> _SET PROBLEM_
The records that follow are to be transcribed in full, without their images.

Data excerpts
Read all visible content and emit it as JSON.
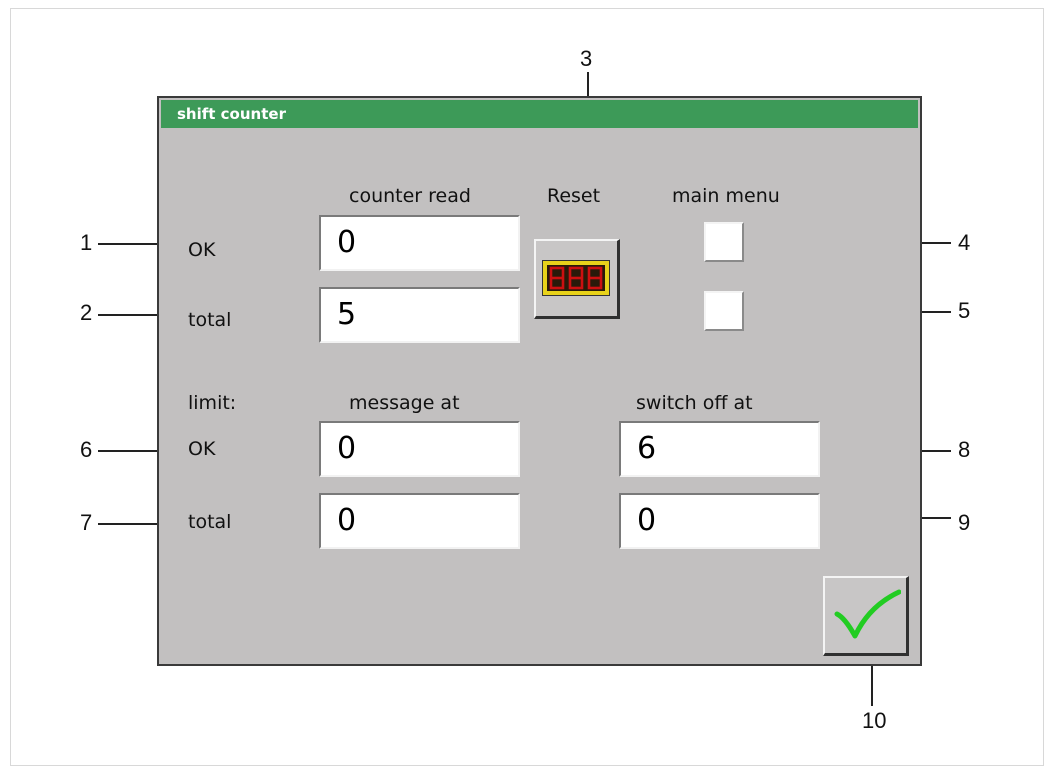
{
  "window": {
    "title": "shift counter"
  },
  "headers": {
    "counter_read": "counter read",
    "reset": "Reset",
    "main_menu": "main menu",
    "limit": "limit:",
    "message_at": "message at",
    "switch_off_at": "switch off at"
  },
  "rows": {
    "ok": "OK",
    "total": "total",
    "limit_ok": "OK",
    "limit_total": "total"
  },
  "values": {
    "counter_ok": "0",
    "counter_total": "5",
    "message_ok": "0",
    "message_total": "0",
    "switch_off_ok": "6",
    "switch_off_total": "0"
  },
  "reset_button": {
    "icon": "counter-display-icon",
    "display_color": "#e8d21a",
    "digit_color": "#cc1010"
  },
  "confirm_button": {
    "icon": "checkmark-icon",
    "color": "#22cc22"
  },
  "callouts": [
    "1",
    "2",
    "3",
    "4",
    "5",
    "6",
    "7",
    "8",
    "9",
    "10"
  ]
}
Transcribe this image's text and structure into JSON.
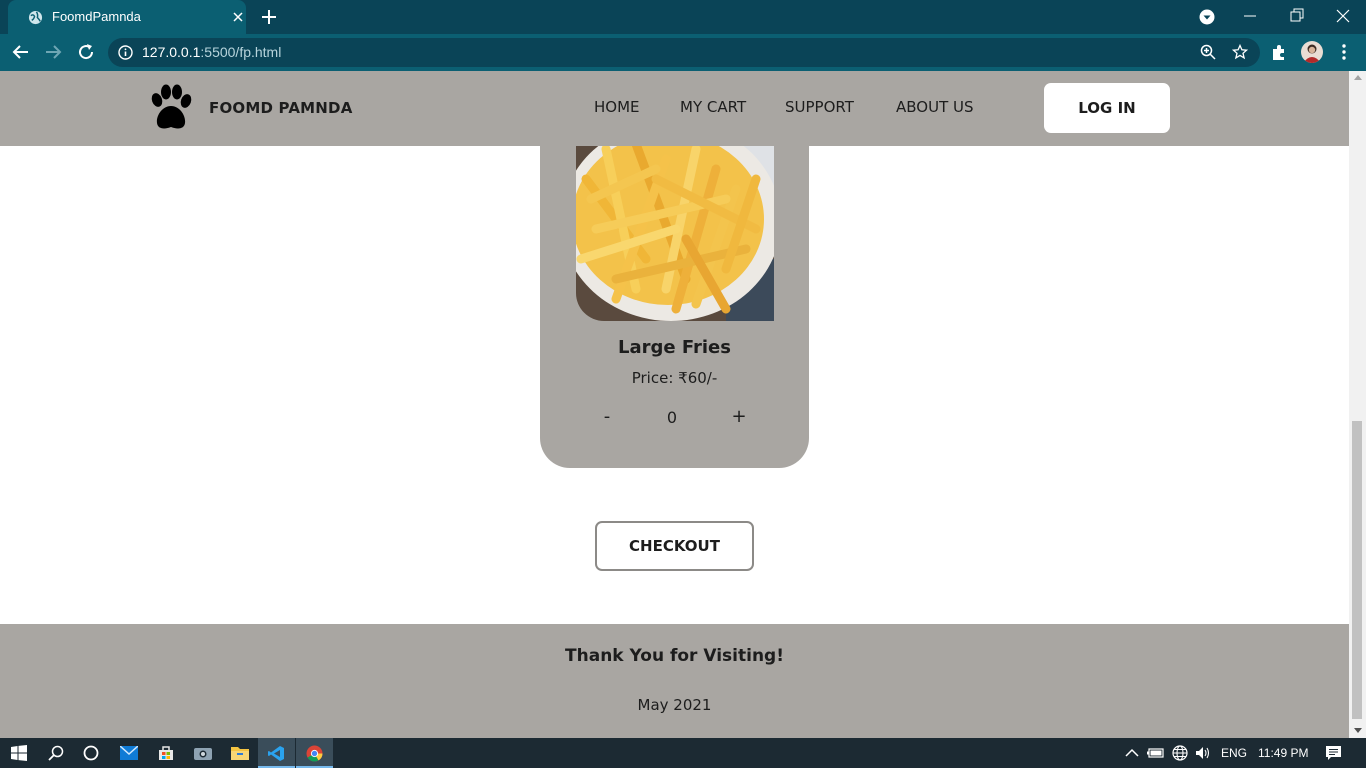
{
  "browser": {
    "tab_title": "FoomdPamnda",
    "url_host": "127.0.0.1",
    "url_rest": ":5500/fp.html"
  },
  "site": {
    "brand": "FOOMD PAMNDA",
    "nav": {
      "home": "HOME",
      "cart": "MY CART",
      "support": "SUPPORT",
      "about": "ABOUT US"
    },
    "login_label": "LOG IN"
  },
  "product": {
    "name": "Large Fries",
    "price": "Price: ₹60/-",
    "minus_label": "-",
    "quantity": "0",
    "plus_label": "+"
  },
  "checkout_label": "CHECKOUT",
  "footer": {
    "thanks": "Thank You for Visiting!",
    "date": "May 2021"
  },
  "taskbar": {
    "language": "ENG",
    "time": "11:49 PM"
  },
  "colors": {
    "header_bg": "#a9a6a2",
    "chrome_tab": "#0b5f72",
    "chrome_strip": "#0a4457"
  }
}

> _RESULT_
Read all visible content and emit it as JSON.
{
  "window": {
    "title": "shift counter"
  },
  "headers": {
    "counter_read": "counter read",
    "reset": "Reset",
    "main_menu": "main menu",
    "limit": "limit:",
    "message_at": "message at",
    "switch_off_at": "switch off at"
  },
  "rows": {
    "ok": "OK",
    "total": "total",
    "limit_ok": "OK",
    "limit_total": "total"
  },
  "values": {
    "counter_ok": "0",
    "counter_total": "5",
    "message_ok": "0",
    "message_total": "0",
    "switch_off_ok": "6",
    "switch_off_total": "0"
  },
  "reset_button": {
    "icon": "counter-display-icon",
    "display_color": "#e8d21a",
    "digit_color": "#cc1010"
  },
  "confirm_button": {
    "icon": "checkmark-icon",
    "color": "#22cc22"
  },
  "callouts": [
    "1",
    "2",
    "3",
    "4",
    "5",
    "6",
    "7",
    "8",
    "9",
    "10"
  ]
}
Transcribe this image's text and structure into JSON.
{
  "browser": {
    "tab_title": "FoomdPamnda",
    "url_host": "127.0.0.1",
    "url_rest": ":5500/fp.html"
  },
  "site": {
    "brand": "FOOMD PAMNDA",
    "nav": {
      "home": "HOME",
      "cart": "MY CART",
      "support": "SUPPORT",
      "about": "ABOUT US"
    },
    "login_label": "LOG IN"
  },
  "product": {
    "name": "Large Fries",
    "price": "Price: ₹60/-",
    "minus_label": "-",
    "quantity": "0",
    "plus_label": "+"
  },
  "checkout_label": "CHECKOUT",
  "footer": {
    "thanks": "Thank You for Visiting!",
    "date": "May 2021"
  },
  "taskbar": {
    "language": "ENG",
    "time": "11:49 PM"
  },
  "colors": {
    "header_bg": "#a9a6a2",
    "chrome_tab": "#0b5f72",
    "chrome_strip": "#0a4457"
  }
}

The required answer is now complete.